## Goal
Pick out the lines below that contain the string "name" and copy them all.
++++ Task material
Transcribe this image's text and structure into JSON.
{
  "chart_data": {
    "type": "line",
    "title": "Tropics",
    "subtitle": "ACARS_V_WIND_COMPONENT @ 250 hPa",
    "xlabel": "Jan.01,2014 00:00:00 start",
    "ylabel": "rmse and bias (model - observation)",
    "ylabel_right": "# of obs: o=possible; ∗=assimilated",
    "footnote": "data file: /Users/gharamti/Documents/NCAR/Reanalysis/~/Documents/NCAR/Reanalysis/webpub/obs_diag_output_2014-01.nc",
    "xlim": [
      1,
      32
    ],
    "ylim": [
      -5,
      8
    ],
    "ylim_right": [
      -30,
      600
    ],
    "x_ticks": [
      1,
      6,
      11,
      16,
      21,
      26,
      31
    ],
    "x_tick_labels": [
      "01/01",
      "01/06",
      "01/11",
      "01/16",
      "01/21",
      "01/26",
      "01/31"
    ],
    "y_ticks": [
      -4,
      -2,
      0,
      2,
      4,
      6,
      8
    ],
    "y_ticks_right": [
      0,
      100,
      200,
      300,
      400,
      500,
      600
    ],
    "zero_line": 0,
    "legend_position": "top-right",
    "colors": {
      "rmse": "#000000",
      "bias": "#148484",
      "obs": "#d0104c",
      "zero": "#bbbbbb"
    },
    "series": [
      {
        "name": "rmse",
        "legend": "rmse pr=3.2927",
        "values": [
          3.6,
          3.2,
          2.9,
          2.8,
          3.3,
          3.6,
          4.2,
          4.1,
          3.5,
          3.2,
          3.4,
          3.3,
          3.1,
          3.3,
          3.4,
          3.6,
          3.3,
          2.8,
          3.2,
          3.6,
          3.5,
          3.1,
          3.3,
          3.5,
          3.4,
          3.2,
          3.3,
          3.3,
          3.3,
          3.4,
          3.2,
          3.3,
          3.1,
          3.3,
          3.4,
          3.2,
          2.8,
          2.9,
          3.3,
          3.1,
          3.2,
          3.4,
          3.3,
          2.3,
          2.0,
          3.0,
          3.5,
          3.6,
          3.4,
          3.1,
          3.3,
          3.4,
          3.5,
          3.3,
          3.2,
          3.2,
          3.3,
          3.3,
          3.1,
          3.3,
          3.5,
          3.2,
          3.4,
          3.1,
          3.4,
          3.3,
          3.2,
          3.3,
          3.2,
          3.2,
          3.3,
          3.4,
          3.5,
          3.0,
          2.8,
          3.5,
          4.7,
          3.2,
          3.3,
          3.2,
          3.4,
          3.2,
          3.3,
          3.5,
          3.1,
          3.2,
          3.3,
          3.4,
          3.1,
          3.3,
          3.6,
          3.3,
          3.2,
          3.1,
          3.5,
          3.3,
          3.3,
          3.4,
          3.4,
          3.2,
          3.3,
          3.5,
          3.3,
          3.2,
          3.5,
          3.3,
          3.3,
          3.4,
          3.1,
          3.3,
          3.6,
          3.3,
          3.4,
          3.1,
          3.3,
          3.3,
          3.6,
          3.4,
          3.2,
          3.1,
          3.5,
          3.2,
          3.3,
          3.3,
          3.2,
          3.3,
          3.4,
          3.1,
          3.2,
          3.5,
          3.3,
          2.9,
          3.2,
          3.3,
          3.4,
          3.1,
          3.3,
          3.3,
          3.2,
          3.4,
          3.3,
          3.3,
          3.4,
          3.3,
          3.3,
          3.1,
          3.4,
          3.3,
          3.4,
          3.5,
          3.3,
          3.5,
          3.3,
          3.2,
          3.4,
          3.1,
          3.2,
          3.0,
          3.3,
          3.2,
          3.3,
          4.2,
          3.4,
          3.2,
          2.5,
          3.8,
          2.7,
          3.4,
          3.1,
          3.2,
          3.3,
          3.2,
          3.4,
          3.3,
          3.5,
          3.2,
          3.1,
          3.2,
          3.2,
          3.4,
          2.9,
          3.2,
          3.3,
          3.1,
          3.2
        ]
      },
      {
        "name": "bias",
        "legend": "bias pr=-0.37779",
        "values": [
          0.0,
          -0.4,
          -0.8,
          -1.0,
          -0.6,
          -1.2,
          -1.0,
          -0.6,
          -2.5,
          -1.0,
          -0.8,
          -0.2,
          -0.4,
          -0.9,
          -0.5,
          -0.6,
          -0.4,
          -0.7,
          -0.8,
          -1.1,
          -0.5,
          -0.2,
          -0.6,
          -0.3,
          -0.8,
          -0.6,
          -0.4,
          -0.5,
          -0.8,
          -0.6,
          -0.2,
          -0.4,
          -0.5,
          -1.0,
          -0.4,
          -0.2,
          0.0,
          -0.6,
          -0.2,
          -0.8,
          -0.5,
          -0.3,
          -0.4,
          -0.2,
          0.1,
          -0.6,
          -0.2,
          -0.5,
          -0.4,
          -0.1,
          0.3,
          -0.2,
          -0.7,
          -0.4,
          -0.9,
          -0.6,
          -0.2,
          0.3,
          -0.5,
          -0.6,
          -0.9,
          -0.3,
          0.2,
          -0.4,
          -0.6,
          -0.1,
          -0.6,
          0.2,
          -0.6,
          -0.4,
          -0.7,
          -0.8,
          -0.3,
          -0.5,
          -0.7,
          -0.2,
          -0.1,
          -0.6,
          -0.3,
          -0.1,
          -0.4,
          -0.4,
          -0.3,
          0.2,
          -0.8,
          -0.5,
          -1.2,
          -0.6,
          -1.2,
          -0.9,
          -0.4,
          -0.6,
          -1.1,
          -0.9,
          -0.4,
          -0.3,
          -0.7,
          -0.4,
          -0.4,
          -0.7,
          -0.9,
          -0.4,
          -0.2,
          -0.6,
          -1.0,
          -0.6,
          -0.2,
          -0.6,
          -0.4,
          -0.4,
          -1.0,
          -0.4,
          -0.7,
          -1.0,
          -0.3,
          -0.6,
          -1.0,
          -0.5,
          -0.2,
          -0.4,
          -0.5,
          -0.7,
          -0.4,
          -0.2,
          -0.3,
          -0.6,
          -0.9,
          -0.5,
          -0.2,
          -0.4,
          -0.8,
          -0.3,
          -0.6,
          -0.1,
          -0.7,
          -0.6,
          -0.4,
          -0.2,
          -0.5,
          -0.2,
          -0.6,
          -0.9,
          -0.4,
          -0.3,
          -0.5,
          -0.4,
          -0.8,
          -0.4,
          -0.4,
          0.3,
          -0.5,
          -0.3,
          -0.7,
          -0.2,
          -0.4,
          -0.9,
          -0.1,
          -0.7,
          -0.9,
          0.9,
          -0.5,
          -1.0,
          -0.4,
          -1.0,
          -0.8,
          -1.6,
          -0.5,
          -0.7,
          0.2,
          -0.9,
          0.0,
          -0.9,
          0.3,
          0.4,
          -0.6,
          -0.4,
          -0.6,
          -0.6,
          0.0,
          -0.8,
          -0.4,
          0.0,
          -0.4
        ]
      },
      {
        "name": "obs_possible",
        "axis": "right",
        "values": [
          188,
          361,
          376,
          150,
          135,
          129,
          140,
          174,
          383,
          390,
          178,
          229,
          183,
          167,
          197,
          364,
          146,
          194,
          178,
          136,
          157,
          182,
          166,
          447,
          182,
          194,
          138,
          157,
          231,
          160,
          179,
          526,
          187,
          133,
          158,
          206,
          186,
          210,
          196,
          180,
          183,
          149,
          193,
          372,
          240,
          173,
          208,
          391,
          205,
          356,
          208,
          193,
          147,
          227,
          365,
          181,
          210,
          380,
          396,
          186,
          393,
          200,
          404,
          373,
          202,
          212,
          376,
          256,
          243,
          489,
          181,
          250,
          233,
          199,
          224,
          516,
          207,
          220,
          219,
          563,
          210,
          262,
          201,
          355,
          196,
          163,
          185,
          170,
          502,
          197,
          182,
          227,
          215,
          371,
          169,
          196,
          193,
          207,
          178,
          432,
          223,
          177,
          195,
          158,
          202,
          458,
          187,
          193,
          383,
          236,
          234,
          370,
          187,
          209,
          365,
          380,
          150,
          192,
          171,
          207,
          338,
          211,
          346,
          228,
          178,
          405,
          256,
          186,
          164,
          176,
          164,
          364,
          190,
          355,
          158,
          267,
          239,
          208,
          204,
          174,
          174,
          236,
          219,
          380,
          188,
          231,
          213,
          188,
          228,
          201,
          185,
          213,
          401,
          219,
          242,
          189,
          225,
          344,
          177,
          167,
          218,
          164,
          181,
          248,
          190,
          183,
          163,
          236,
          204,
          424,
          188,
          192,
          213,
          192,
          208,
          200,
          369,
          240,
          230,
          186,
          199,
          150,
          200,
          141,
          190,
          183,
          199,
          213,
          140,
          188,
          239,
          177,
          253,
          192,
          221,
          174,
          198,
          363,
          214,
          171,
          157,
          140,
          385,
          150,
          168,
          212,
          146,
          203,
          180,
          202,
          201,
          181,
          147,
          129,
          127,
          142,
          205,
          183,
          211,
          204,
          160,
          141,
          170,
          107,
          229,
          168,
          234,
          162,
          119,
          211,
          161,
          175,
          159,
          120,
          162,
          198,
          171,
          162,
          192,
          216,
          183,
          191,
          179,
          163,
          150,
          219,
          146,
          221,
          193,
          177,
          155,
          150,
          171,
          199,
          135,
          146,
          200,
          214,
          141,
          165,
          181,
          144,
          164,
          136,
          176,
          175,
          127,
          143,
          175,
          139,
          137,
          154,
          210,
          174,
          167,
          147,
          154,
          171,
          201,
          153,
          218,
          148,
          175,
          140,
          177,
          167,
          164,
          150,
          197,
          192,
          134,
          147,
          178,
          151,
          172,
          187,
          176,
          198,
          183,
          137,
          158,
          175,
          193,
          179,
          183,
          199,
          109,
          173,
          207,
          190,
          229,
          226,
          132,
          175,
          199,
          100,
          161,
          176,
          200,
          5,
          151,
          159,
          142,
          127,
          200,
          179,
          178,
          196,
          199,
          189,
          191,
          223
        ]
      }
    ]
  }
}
++++++++
## The response
        "name": "rmse",
        "name": "bias",
        "name": "obs_possible",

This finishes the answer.